> EXERCISE
Your task is to reproduce exactly the lines from the line with "What does this" through the end of the records below.

> RECORDS PROVIDED
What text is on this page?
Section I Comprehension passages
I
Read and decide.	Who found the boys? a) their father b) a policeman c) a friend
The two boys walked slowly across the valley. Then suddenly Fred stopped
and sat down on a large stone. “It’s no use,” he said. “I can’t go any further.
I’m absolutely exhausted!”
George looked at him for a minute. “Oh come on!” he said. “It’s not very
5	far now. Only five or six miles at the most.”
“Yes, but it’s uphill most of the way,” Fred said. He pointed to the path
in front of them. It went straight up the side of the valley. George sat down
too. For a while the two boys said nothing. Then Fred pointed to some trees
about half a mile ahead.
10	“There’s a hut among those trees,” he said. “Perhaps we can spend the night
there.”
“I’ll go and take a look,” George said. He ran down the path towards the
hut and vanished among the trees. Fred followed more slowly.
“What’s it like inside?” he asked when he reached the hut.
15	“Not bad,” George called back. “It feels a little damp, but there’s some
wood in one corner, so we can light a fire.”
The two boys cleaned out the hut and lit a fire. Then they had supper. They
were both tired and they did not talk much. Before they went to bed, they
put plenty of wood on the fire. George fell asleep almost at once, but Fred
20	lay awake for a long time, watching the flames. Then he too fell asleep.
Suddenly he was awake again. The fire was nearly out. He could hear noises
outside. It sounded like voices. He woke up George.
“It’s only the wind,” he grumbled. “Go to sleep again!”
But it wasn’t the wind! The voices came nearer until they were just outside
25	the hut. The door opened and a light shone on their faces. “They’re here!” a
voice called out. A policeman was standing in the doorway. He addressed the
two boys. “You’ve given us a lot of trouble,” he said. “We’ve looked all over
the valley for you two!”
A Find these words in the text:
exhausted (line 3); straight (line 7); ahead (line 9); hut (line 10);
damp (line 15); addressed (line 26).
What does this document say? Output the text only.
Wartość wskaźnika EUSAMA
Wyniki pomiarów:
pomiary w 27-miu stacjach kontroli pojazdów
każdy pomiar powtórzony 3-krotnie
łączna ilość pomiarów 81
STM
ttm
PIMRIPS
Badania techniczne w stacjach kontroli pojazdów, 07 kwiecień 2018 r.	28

> COMPLETE ANSWER
What does this document say? Output the text only.
Wartość wskaźnika EUSAMA
Wyniki pomiarów:
pomiary w 27-miu stacjach kontroli pojazdów
każdy pomiar powtórzony 3-krotnie
łączna ilość pomiarów 81
STM
ttm
PIMRIPS
Badania techniczne w stacjach kontroli pojazdów, 07 kwiecień 2018 r.	28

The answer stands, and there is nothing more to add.